→ **Extracted text**:
One delegate challenged what he called “carbon tunnel vision” – sidelining consideration of health, comfort and resilience in a one-dimensional pursuit of emissions reductions. He asked MHCLG’s Keeran Jugdoyal Keeran Jugdoyal if the government planned to embrace Home’s England’s Healthy Homes guidance (that points explicitly to the Passivhaus standard as a way to create healthy comfortable homes).
Keeran Jugdoyal acknowledged that health and comfort are part of the ‘broader picture’ of of good quality, and indicated that ventilation and overheating evidence were due to come under scrutiny at some point. But by his own admission the work behind the Future Homes Standard was “narrowly focused on part L”.
Current homes, future climate
It is not just health and wellbeing that is a minor player in the regulation and funding landscapes – pressing issues of climate resilience do not figure largely either.
Becky Taylor of Arup shared modelling undertaken for the GLA identified overheating as the number one climate risk to London’s buildings. This echoing the national findings shared by by Kirsty Girvan of the UKGBC. Part O has only just come in, so remains unproven in use so far. But by numbers, most of the buildings in London at risk of overheating clearly already exist, and there is very little out there to assist their occupants. (The warm Homes Plan only suggests the Government will ‘seek to incorporate passive cooling measures within our capital funded schemes’ during the current Parliament.)
Climate vulnerability hurts asset value – but it is hard to protect our buildings when grant funding only covers measures that are geared at mitigation, Becky Taylor pointed out. Climate resilience needs to be embedded into retrofit design, including by introducing more green landscaping and of course shading: Polly Turton from Shade in the UK shared some examples that can be incorporated in both newbuild and retrofit.
Flooding is an even worse threat to individual asset value where there is a known risk. But as Cat Moncrieff of CIWEM (The Chartered Institution of Water and Environmental Management) explained, that risk is increasing hard to model, thanks to the increase in surface water flooding events – runoff from intense downpours that floods properties before it even reaches an established watercourse.

→ **What to do**:
1: Retype the passage on housing and climate resilience word for word, everything from "Current homes, future" down to "figure largely either.".
2: Pick out and copy each line of the records that contains the string "kaofa", treating uppercase and lowercase as different.

→ **Source material**:
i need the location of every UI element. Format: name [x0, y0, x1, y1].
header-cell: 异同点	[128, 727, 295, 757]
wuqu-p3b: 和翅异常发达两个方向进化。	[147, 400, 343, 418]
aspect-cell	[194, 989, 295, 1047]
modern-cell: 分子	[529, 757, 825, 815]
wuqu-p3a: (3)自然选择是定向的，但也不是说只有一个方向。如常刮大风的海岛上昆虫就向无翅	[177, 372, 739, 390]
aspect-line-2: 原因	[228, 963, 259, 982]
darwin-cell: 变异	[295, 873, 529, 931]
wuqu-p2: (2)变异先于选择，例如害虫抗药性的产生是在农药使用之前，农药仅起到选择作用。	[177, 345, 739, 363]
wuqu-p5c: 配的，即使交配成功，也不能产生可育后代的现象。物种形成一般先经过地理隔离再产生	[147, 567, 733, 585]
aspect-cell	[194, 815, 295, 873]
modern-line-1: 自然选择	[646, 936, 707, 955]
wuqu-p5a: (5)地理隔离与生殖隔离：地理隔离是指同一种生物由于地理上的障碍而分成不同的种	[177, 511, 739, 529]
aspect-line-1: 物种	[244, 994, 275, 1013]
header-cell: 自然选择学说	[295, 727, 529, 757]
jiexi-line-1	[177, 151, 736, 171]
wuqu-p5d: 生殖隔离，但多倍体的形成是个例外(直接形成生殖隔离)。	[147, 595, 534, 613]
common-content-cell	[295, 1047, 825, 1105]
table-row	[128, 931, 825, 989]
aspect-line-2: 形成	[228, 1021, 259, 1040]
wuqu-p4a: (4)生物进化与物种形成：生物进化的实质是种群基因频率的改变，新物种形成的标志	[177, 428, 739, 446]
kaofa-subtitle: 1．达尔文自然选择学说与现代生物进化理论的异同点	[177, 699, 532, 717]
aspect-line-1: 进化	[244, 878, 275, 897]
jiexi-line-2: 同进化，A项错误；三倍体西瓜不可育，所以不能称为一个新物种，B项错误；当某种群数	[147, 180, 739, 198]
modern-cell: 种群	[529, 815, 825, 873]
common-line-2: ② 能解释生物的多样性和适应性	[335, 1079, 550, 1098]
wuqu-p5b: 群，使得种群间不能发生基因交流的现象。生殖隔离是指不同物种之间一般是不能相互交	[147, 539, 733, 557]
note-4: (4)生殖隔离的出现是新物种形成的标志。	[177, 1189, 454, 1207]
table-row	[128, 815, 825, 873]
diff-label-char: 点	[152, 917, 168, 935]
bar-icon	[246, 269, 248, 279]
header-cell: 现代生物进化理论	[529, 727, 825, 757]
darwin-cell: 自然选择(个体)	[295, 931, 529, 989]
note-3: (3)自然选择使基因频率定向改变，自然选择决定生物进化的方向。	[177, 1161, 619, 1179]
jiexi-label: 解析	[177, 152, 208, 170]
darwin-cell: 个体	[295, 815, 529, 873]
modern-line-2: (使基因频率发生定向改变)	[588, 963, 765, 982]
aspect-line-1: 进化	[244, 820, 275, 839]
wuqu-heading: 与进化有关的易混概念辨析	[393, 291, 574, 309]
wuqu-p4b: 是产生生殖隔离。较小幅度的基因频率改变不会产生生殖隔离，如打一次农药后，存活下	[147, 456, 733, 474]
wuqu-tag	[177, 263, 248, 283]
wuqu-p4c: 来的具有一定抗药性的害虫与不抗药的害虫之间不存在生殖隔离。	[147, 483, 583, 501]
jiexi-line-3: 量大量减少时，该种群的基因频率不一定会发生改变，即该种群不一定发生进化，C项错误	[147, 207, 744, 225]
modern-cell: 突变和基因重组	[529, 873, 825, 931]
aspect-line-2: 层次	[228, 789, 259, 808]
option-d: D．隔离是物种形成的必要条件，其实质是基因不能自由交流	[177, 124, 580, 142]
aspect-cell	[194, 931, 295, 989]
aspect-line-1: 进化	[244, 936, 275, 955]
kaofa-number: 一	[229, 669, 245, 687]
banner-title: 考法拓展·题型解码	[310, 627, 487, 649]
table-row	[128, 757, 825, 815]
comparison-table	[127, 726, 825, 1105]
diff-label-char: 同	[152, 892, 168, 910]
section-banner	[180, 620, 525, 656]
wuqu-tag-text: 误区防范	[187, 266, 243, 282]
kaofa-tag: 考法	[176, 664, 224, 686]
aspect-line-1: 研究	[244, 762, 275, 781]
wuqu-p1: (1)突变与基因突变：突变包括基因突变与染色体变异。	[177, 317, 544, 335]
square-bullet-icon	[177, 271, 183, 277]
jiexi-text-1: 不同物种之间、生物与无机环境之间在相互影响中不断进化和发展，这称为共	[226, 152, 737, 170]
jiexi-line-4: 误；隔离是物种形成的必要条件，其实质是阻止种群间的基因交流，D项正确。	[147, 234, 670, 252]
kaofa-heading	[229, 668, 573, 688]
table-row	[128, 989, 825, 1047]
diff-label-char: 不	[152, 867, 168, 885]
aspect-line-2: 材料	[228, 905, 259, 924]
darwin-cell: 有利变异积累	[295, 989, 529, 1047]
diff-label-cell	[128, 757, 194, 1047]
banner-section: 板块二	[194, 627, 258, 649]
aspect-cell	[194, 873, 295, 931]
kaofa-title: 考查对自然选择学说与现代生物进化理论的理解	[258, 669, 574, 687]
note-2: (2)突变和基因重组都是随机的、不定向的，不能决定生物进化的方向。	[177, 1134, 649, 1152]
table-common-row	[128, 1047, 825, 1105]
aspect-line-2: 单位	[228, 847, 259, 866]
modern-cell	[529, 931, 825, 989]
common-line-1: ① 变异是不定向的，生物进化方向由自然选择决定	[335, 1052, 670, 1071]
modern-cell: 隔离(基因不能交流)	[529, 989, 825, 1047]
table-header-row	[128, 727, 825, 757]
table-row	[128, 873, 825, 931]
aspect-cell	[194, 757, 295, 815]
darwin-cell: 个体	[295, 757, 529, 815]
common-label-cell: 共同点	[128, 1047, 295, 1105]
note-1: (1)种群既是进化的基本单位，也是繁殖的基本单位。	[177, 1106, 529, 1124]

→ **Solutions below**:
1:
Current homes, future climate
It is not just health and wellbeing that is a minor player in the regulation and funding landscapes – pressing issues of climate resilience do not figure largely either.

2:
kaofa-subtitle: 1．达尔文自然选择学说与现代生物进化理论的异同点	[177, 699, 532, 717]
kaofa-number: 一	[229, 669, 245, 687]
kaofa-tag: 考法	[176, 664, 224, 686]
kaofa-heading	[229, 668, 573, 688]
kaofa-title: 考查对自然选择学说与现代生物进化理论的理解	[258, 669, 574, 687]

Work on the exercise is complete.